→ **ENTRIES**:
+---+
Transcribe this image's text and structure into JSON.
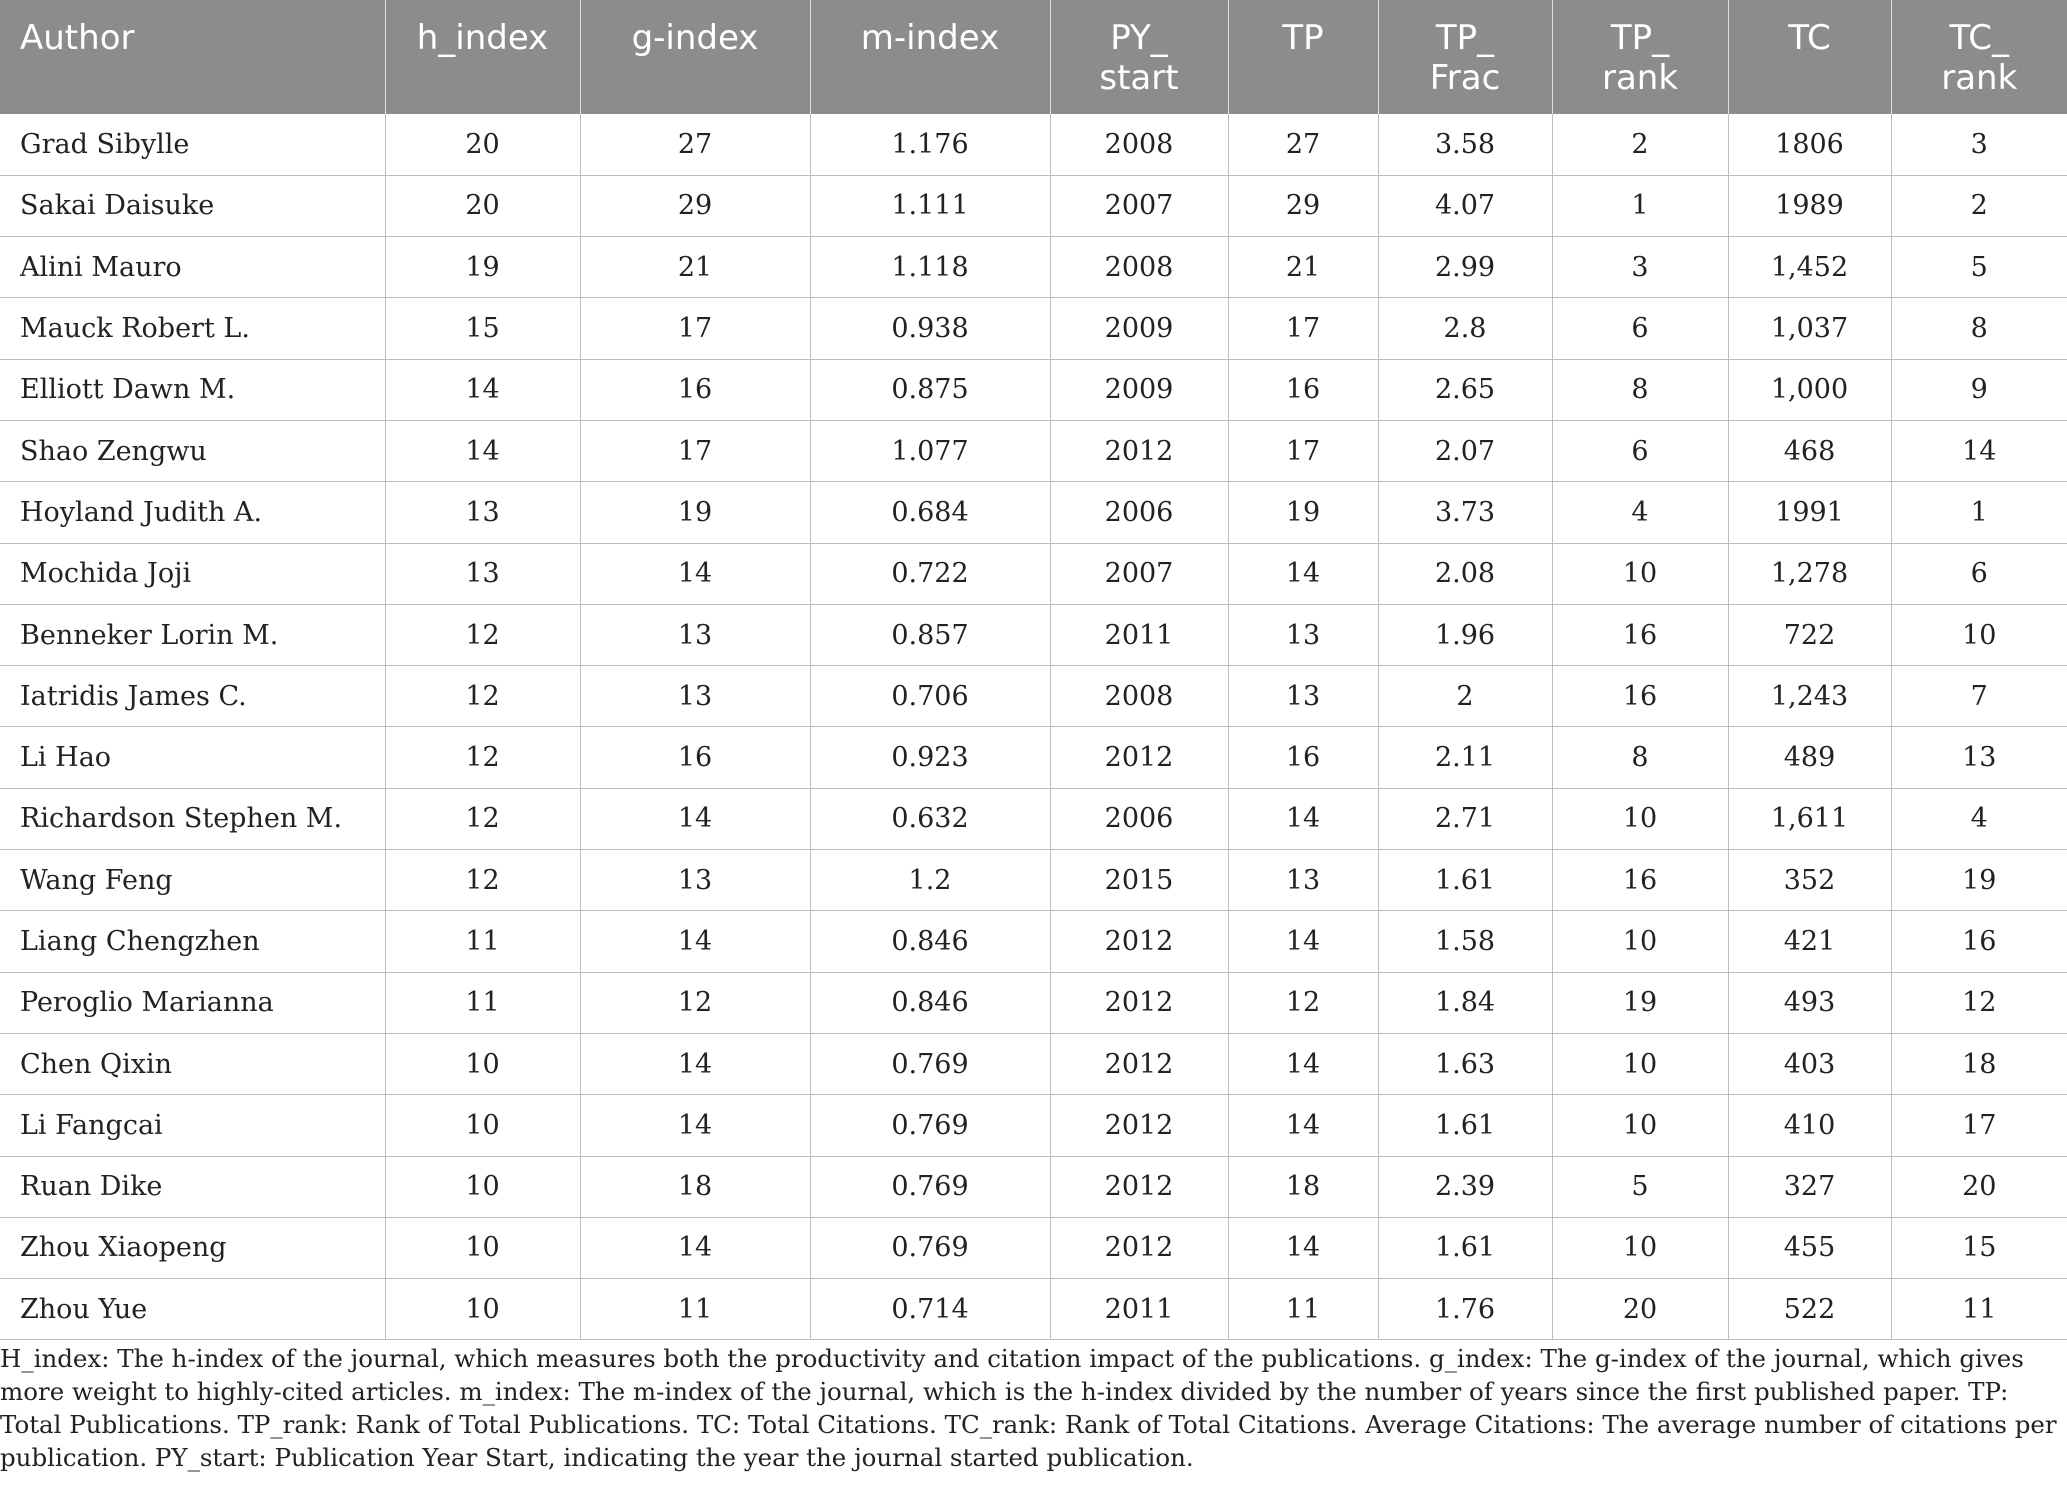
{
  "table": {
    "headers": [
      [
        "Author"
      ],
      [
        "h_index"
      ],
      [
        "g-index"
      ],
      [
        "m-index"
      ],
      [
        "PY_",
        "start"
      ],
      [
        "TP"
      ],
      [
        "TP_",
        "Frac"
      ],
      [
        "TP_",
        "rank"
      ],
      [
        "TC"
      ],
      [
        "TC_",
        "rank"
      ]
    ],
    "rows": [
      [
        "Grad Sibylle",
        "20",
        "27",
        "1.176",
        "2008",
        "27",
        "3.58",
        "2",
        "1806",
        "3"
      ],
      [
        "Sakai Daisuke",
        "20",
        "29",
        "1.111",
        "2007",
        "29",
        "4.07",
        "1",
        "1989",
        "2"
      ],
      [
        "Alini Mauro",
        "19",
        "21",
        "1.118",
        "2008",
        "21",
        "2.99",
        "3",
        "1,452",
        "5"
      ],
      [
        "Mauck Robert L.",
        "15",
        "17",
        "0.938",
        "2009",
        "17",
        "2.8",
        "6",
        "1,037",
        "8"
      ],
      [
        "Elliott Dawn M.",
        "14",
        "16",
        "0.875",
        "2009",
        "16",
        "2.65",
        "8",
        "1,000",
        "9"
      ],
      [
        "Shao Zengwu",
        "14",
        "17",
        "1.077",
        "2012",
        "17",
        "2.07",
        "6",
        "468",
        "14"
      ],
      [
        "Hoyland Judith A.",
        "13",
        "19",
        "0.684",
        "2006",
        "19",
        "3.73",
        "4",
        "1991",
        "1"
      ],
      [
        "Mochida Joji",
        "13",
        "14",
        "0.722",
        "2007",
        "14",
        "2.08",
        "10",
        "1,278",
        "6"
      ],
      [
        "Benneker Lorin M.",
        "12",
        "13",
        "0.857",
        "2011",
        "13",
        "1.96",
        "16",
        "722",
        "10"
      ],
      [
        "Iatridis James C.",
        "12",
        "13",
        "0.706",
        "2008",
        "13",
        "2",
        "16",
        "1,243",
        "7"
      ],
      [
        "Li Hao",
        "12",
        "16",
        "0.923",
        "2012",
        "16",
        "2.11",
        "8",
        "489",
        "13"
      ],
      [
        "Richardson Stephen M.",
        "12",
        "14",
        "0.632",
        "2006",
        "14",
        "2.71",
        "10",
        "1,611",
        "4"
      ],
      [
        "Wang Feng",
        "12",
        "13",
        "1.2",
        "2015",
        "13",
        "1.61",
        "16",
        "352",
        "19"
      ],
      [
        "Liang Chengzhen",
        "11",
        "14",
        "0.846",
        "2012",
        "14",
        "1.58",
        "10",
        "421",
        "16"
      ],
      [
        "Peroglio Marianna",
        "11",
        "12",
        "0.846",
        "2012",
        "12",
        "1.84",
        "19",
        "493",
        "12"
      ],
      [
        "Chen Qixin",
        "10",
        "14",
        "0.769",
        "2012",
        "14",
        "1.63",
        "10",
        "403",
        "18"
      ],
      [
        "Li Fangcai",
        "10",
        "14",
        "0.769",
        "2012",
        "14",
        "1.61",
        "10",
        "410",
        "17"
      ],
      [
        "Ruan Dike",
        "10",
        "18",
        "0.769",
        "2012",
        "18",
        "2.39",
        "5",
        "327",
        "20"
      ],
      [
        "Zhou Xiaopeng",
        "10",
        "14",
        "0.769",
        "2012",
        "14",
        "1.61",
        "10",
        "455",
        "15"
      ],
      [
        "Zhou Yue",
        "10",
        "11",
        "0.714",
        "2011",
        "11",
        "1.76",
        "20",
        "522",
        "11"
      ]
    ]
  },
  "footnote": "H_index: The h-index of the journal, which measures both the productivity and citation impact of the publications. g_index: The g-index of the journal, which gives more weight to highly-cited articles. m_index: The m-index of the journal, which is the h-index divided by the number of years since the first published paper. TP: Total Publications. TP_rank: Rank of Total Publications. TC: Total Citations. TC_rank: Rank of Total Citations. Average Citations: The average number of citations per publication. PY_start: Publication Year Start, indicating the year the journal started publication.",
  "colors": {
    "header_bg": "#8c8c8c",
    "header_text": "#ffffff",
    "grid": "#bdbdbd"
  }
}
+---+
→ **TASK DIRECTIONS**:
Transcribe each line above verbatim, with the pictures left out.

→ **RESULT FOR THIS EXERCISE**:
Transcribe this image's text and structure into JSON.
{
  "table": {
    "headers": [
      [
        "Author"
      ],
      [
        "h_index"
      ],
      [
        "g-index"
      ],
      [
        "m-index"
      ],
      [
        "PY_",
        "start"
      ],
      [
        "TP"
      ],
      [
        "TP_",
        "Frac"
      ],
      [
        "TP_",
        "rank"
      ],
      [
        "TC"
      ],
      [
        "TC_",
        "rank"
      ]
    ],
    "rows": [
      [
        "Grad Sibylle",
        "20",
        "27",
        "1.176",
        "2008",
        "27",
        "3.58",
        "2",
        "1806",
        "3"
      ],
      [
        "Sakai Daisuke",
        "20",
        "29",
        "1.111",
        "2007",
        "29",
        "4.07",
        "1",
        "1989",
        "2"
      ],
      [
        "Alini Mauro",
        "19",
        "21",
        "1.118",
        "2008",
        "21",
        "2.99",
        "3",
        "1,452",
        "5"
      ],
      [
        "Mauck Robert L.",
        "15",
        "17",
        "0.938",
        "2009",
        "17",
        "2.8",
        "6",
        "1,037",
        "8"
      ],
      [
        "Elliott Dawn M.",
        "14",
        "16",
        "0.875",
        "2009",
        "16",
        "2.65",
        "8",
        "1,000",
        "9"
      ],
      [
        "Shao Zengwu",
        "14",
        "17",
        "1.077",
        "2012",
        "17",
        "2.07",
        "6",
        "468",
        "14"
      ],
      [
        "Hoyland Judith A.",
        "13",
        "19",
        "0.684",
        "2006",
        "19",
        "3.73",
        "4",
        "1991",
        "1"
      ],
      [
        "Mochida Joji",
        "13",
        "14",
        "0.722",
        "2007",
        "14",
        "2.08",
        "10",
        "1,278",
        "6"
      ],
      [
        "Benneker Lorin M.",
        "12",
        "13",
        "0.857",
        "2011",
        "13",
        "1.96",
        "16",
        "722",
        "10"
      ],
      [
        "Iatridis James C.",
        "12",
        "13",
        "0.706",
        "2008",
        "13",
        "2",
        "16",
        "1,243",
        "7"
      ],
      [
        "Li Hao",
        "12",
        "16",
        "0.923",
        "2012",
        "16",
        "2.11",
        "8",
        "489",
        "13"
      ],
      [
        "Richardson Stephen M.",
        "12",
        "14",
        "0.632",
        "2006",
        "14",
        "2.71",
        "10",
        "1,611",
        "4"
      ],
      [
        "Wang Feng",
        "12",
        "13",
        "1.2",
        "2015",
        "13",
        "1.61",
        "16",
        "352",
        "19"
      ],
      [
        "Liang Chengzhen",
        "11",
        "14",
        "0.846",
        "2012",
        "14",
        "1.58",
        "10",
        "421",
        "16"
      ],
      [
        "Peroglio Marianna",
        "11",
        "12",
        "0.846",
        "2012",
        "12",
        "1.84",
        "19",
        "493",
        "12"
      ],
      [
        "Chen Qixin",
        "10",
        "14",
        "0.769",
        "2012",
        "14",
        "1.63",
        "10",
        "403",
        "18"
      ],
      [
        "Li Fangcai",
        "10",
        "14",
        "0.769",
        "2012",
        "14",
        "1.61",
        "10",
        "410",
        "17"
      ],
      [
        "Ruan Dike",
        "10",
        "18",
        "0.769",
        "2012",
        "18",
        "2.39",
        "5",
        "327",
        "20"
      ],
      [
        "Zhou Xiaopeng",
        "10",
        "14",
        "0.769",
        "2012",
        "14",
        "1.61",
        "10",
        "455",
        "15"
      ],
      [
        "Zhou Yue",
        "10",
        "11",
        "0.714",
        "2011",
        "11",
        "1.76",
        "20",
        "522",
        "11"
      ]
    ]
  },
  "footnote": "H_index: The h-index of the journal, which measures both the productivity and citation impact of the publications. g_index: The g-index of the journal, which gives more weight to highly-cited articles. m_index: The m-index of the journal, which is the h-index divided by the number of years since the first published paper. TP: Total Publications. TP_rank: Rank of Total Publications. TC: Total Citations. TC_rank: Rank of Total Citations. Average Citations: The average number of citations per publication. PY_start: Publication Year Start, indicating the year the journal started publication.",
  "colors": {
    "header_bg": "#8c8c8c",
    "header_text": "#ffffff",
    "grid": "#bdbdbd"
  }
}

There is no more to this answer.